§ **Required task**: Copy each line below in which the string "uwagę" occurs.

§ **Input**:

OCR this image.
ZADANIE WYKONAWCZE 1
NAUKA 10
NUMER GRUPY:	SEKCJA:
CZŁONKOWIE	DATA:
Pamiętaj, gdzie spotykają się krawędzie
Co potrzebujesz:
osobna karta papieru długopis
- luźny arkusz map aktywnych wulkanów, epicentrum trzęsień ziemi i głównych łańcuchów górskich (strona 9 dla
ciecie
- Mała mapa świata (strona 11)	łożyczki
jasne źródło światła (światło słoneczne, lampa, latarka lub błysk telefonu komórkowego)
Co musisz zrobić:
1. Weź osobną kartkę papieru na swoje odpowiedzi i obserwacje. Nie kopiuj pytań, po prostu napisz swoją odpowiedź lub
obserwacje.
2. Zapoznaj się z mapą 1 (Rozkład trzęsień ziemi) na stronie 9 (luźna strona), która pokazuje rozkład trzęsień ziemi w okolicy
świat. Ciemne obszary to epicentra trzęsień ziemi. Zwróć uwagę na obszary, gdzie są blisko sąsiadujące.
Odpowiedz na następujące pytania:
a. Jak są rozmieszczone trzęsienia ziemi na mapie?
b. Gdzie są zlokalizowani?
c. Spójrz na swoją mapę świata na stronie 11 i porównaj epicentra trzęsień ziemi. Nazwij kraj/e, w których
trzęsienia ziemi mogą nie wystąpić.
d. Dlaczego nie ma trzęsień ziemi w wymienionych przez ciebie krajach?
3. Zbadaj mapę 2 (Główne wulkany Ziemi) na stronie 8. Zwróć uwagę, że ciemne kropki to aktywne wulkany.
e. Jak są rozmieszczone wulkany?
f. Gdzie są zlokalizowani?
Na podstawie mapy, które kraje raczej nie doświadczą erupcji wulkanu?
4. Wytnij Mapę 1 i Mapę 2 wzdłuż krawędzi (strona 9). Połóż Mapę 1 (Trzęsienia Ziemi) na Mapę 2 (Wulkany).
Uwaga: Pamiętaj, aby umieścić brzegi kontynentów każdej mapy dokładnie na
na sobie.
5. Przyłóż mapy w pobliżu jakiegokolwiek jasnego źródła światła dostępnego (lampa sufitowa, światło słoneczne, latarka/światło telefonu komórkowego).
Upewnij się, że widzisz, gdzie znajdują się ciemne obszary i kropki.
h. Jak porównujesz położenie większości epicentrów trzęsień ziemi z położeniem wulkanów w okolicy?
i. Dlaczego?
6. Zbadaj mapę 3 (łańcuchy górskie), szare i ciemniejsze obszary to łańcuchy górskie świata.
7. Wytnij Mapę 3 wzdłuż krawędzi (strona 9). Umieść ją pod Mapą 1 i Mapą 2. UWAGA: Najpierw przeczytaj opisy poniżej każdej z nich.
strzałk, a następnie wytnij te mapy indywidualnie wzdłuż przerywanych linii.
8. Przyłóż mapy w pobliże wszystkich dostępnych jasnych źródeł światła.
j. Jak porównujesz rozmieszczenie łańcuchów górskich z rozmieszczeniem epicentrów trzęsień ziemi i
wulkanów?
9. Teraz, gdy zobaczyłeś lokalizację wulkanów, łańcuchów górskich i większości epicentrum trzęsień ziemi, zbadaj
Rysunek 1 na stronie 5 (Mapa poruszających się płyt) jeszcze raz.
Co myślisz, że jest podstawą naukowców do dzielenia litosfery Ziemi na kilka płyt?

§ **Output of the exercise**:
świat. Ciemne obszary to epicentra trzęsień ziemi. Zwróć uwagę na obszary, gdzie są blisko sąsiadujące.
3. Zbadaj mapę 2 (Główne wulkany Ziemi) na stronie 8. Zwróć uwagę, że ciemne kropki to aktywne wulkany.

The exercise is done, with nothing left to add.